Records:
** BEGIN **
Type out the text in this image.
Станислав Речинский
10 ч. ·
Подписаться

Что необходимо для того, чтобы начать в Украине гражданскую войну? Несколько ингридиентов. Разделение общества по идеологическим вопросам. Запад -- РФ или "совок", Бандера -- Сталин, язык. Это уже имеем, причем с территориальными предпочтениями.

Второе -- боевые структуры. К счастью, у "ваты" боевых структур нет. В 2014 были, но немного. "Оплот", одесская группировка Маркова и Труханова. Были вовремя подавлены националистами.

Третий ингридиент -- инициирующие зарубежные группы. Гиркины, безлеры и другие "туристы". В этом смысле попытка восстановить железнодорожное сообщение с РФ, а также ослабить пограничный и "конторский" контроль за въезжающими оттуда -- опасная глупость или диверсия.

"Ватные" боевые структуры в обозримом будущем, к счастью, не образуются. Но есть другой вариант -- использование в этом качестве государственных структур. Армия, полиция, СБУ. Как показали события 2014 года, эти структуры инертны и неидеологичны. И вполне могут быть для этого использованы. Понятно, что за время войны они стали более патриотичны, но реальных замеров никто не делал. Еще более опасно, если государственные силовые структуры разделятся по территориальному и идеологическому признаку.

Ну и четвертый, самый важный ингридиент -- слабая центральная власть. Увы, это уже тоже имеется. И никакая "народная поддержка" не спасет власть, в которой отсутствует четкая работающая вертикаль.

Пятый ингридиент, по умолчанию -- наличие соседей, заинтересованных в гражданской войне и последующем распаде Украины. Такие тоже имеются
** END **
### WHAT THIS TASK INVOLVES
What is needed here is an exact reproduction of all the entries.

### EXERCISE ANSWER
Type out the text in this image.
Станислав Речинский
10 ч. ·
Подписаться

Что необходимо для того, чтобы начать в Украине гражданскую войну? Несколько ингридиентов. Разделение общества по идеологическим вопросам. Запад -- РФ или "совок", Бандера -- Сталин, язык. Это уже имеем, причем с территориальными предпочтениями.

Второе -- боевые структуры. К счастью, у "ваты" боевых структур нет. В 2014 были, но немного. "Оплот", одесская группировка Маркова и Труханова. Были вовремя подавлены националистами.

Третий ингридиент -- инициирующие зарубежные группы. Гиркины, безлеры и другие "туристы". В этом смысле попытка восстановить железнодорожное сообщение с РФ, а также ослабить пограничный и "конторский" контроль за въезжающими оттуда -- опасная глупость или диверсия.

"Ватные" боевые структуры в обозримом будущем, к счастью, не образуются. Но есть другой вариант -- использование в этом качестве государственных структур. Армия, полиция, СБУ. Как показали события 2014 года, эти структуры инертны и неидеологичны. И вполне могут быть для этого использованы. Понятно, что за время войны они стали более патриотичны, но реальных замеров никто не делал. Еще более опасно, если государственные силовые структуры разделятся по территориальному и идеологическому признаку.

Ну и четвертый, самый важный ингридиент -- слабая центральная власть. Увы, это уже тоже имеется. И никакая "народная поддержка" не спасет власть, в которой отсутствует четкая работающая вертикаль.

Пятый ингридиент, по умолчанию -- наличие соседей, заинтересованных в гражданской войне и последующем распаде Украины. Такие тоже имеются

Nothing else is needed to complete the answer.